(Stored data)
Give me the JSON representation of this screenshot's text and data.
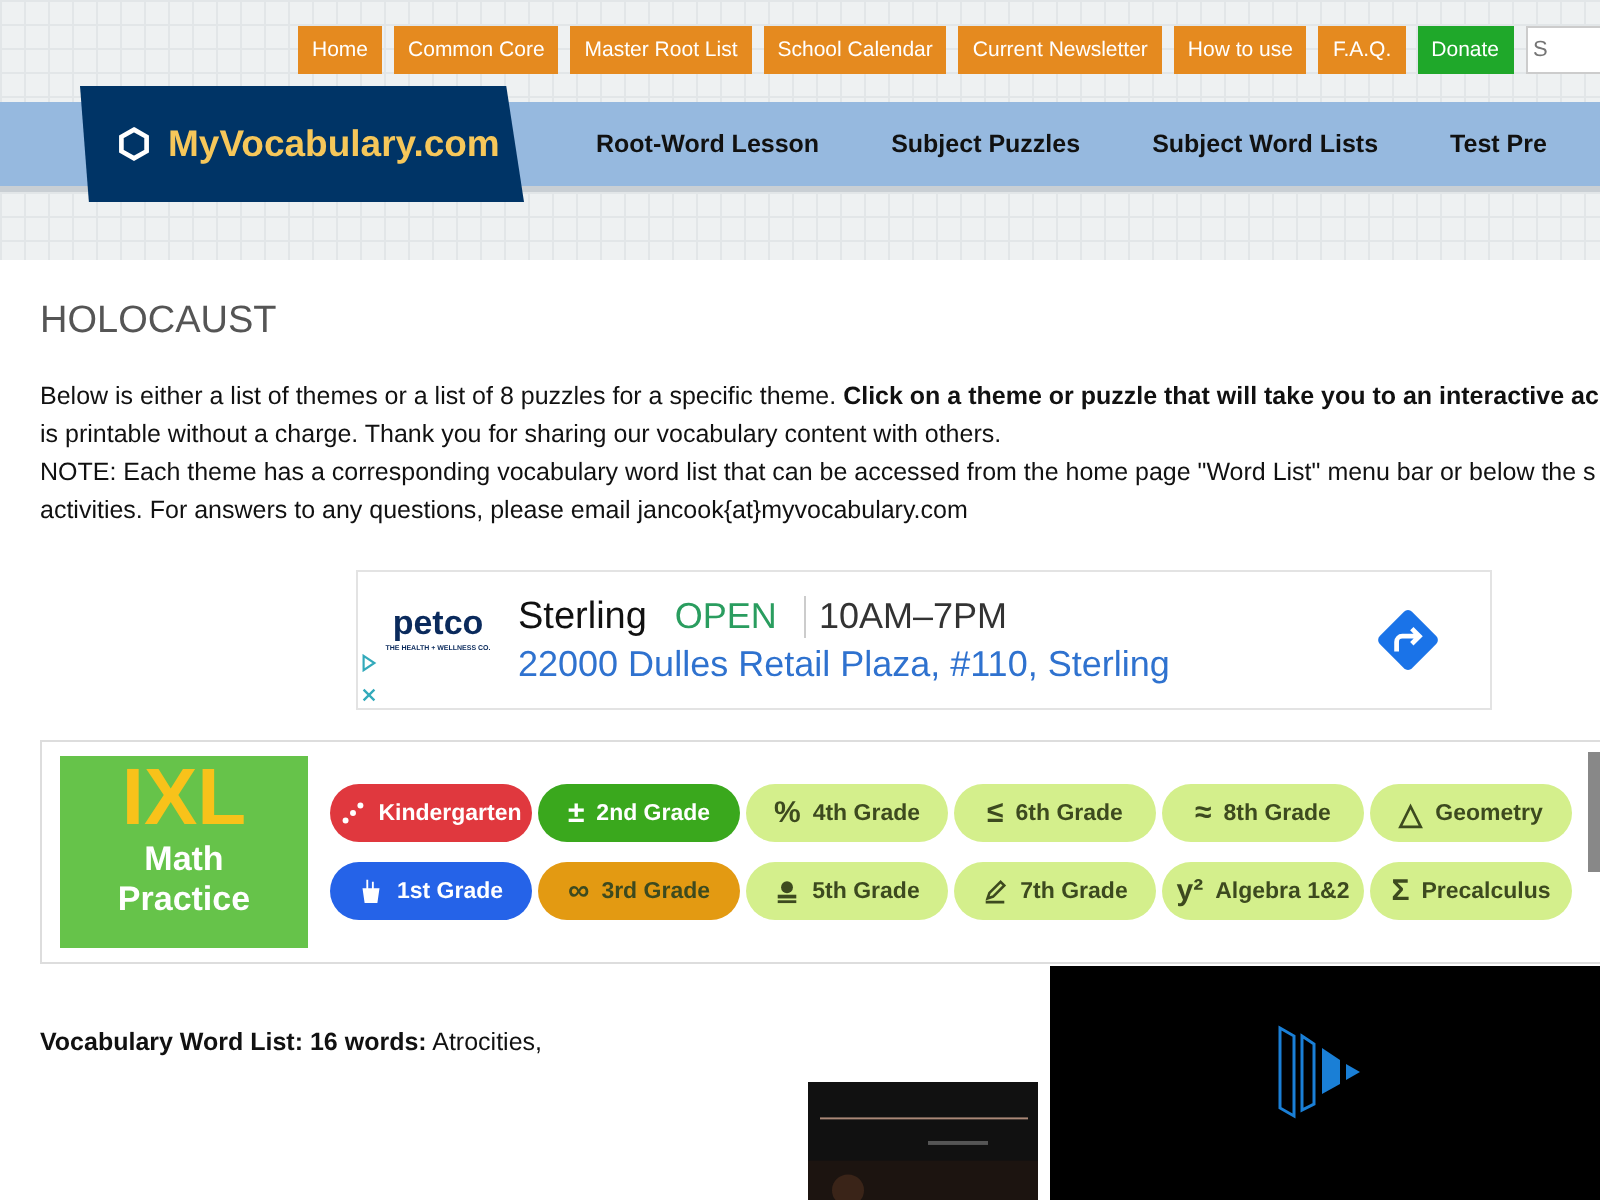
{
  "top_nav": [
    {
      "label": "Home",
      "kind": "link"
    },
    {
      "label": "Common Core",
      "kind": "link"
    },
    {
      "label": "Master Root List",
      "kind": "link"
    },
    {
      "label": "School Calendar",
      "kind": "link"
    },
    {
      "label": "Current Newsletter",
      "kind": "link"
    },
    {
      "label": "How to use",
      "kind": "link"
    },
    {
      "label": "F.A.Q.",
      "kind": "link"
    },
    {
      "label": "Donate",
      "kind": "donate"
    }
  ],
  "search": {
    "placeholder": "S"
  },
  "logo": "MyVocabulary.com",
  "main_nav": [
    "Root-Word Lesson",
    "Subject Puzzles",
    "Subject Word Lists",
    "Test Pre"
  ],
  "heading": "HOLOCAUST",
  "intro_lines": [
    "Below is either a list of themes or a list of 8 puzzles for a specific theme. **Click on a theme or puzzle that will take you to an interactive ac**",
    "is printable without a charge. Thank you for sharing our vocabulary content with others.",
    "NOTE: Each theme has a corresponding vocabulary word list that can be accessed from the home page \"Word List\" menu bar or below the s",
    "activities. For answers to any questions, please email jancook{at}myvocabulary.com"
  ],
  "ad": {
    "brand": "petco",
    "tagline": "THE HEALTH + WELLNESS CO.",
    "store": "Sterling",
    "status": "OPEN",
    "hours": "10AM–7PM",
    "address": "22000 Dulles Retail Plaza, #110, Sterling"
  },
  "banner": {
    "logo": "IXL",
    "subject_top": "Math",
    "subject_bottom": "Practice",
    "chips": [
      {
        "label": "Kindergarten",
        "color": "#e0383e"
      },
      {
        "symbol": "±",
        "label": "2nd Grade",
        "color": "#3aa81d"
      },
      {
        "symbol": "%",
        "label": "4th Grade",
        "color": "#d4ef8c"
      },
      {
        "symbol": "≤",
        "label": "6th Grade",
        "color": "#d4ef8c"
      },
      {
        "symbol": "≈",
        "label": "8th Grade",
        "color": "#d4ef8c"
      },
      {
        "symbol": "△",
        "label": "Geometry",
        "color": "#d4ef8c"
      },
      {
        "label": "1st Grade",
        "color": "#2563e8"
      },
      {
        "symbol": "∞",
        "label": "3rd Grade",
        "color": "#e39a12"
      },
      {
        "label": "5th Grade",
        "color": "#d4ef8c"
      },
      {
        "label": "7th Grade",
        "color": "#d4ef8c"
      },
      {
        "symbol": "y²",
        "label": "Algebra 1&2",
        "color": "#d4ef8c"
      },
      {
        "symbol": "Σ",
        "label": "Precalculus",
        "color": "#d4ef8c"
      }
    ]
  },
  "word_list": "**Vocabulary Word List: 16 words:** Atrocities,",
  "video": {
    "kind": "player"
  }
}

Task goal: Set the pictures aside and transcribe the data above exactly.

Result for this exercise:
Give me the JSON representation of this screenshot's text and data.
{
  "top_nav": [
    {
      "label": "Home",
      "kind": "link"
    },
    {
      "label": "Common Core",
      "kind": "link"
    },
    {
      "label": "Master Root List",
      "kind": "link"
    },
    {
      "label": "School Calendar",
      "kind": "link"
    },
    {
      "label": "Current Newsletter",
      "kind": "link"
    },
    {
      "label": "How to use",
      "kind": "link"
    },
    {
      "label": "F.A.Q.",
      "kind": "link"
    },
    {
      "label": "Donate",
      "kind": "donate"
    }
  ],
  "search": {
    "placeholder": "S"
  },
  "logo": "MyVocabulary.com",
  "main_nav": [
    "Root-Word Lesson",
    "Subject Puzzles",
    "Subject Word Lists",
    "Test Pre"
  ],
  "heading": "HOLOCAUST",
  "intro_lines": [
    "Below is either a list of themes or a list of 8 puzzles for a specific theme. **Click on a theme or puzzle that will take you to an interactive ac**",
    "is printable without a charge. Thank you for sharing our vocabulary content with others.",
    "NOTE: Each theme has a corresponding vocabulary word list that can be accessed from the home page \"Word List\" menu bar or below the s",
    "activities. For answers to any questions, please email jancook{at}myvocabulary.com"
  ],
  "ad": {
    "brand": "petco",
    "tagline": "THE HEALTH + WELLNESS CO.",
    "store": "Sterling",
    "status": "OPEN",
    "hours": "10AM–7PM",
    "address": "22000 Dulles Retail Plaza, #110, Sterling"
  },
  "banner": {
    "logo": "IXL",
    "subject_top": "Math",
    "subject_bottom": "Practice",
    "chips": [
      {
        "label": "Kindergarten",
        "color": "#e0383e"
      },
      {
        "symbol": "±",
        "label": "2nd Grade",
        "color": "#3aa81d"
      },
      {
        "symbol": "%",
        "label": "4th Grade",
        "color": "#d4ef8c"
      },
      {
        "symbol": "≤",
        "label": "6th Grade",
        "color": "#d4ef8c"
      },
      {
        "symbol": "≈",
        "label": "8th Grade",
        "color": "#d4ef8c"
      },
      {
        "symbol": "△",
        "label": "Geometry",
        "color": "#d4ef8c"
      },
      {
        "label": "1st Grade",
        "color": "#2563e8"
      },
      {
        "symbol": "∞",
        "label": "3rd Grade",
        "color": "#e39a12"
      },
      {
        "label": "5th Grade",
        "color": "#d4ef8c"
      },
      {
        "label": "7th Grade",
        "color": "#d4ef8c"
      },
      {
        "symbol": "y²",
        "label": "Algebra 1&2",
        "color": "#d4ef8c"
      },
      {
        "symbol": "Σ",
        "label": "Precalculus",
        "color": "#d4ef8c"
      }
    ]
  },
  "word_list": "**Vocabulary Word List: 16 words:** Atrocities,",
  "video": {
    "kind": "player"
  }
}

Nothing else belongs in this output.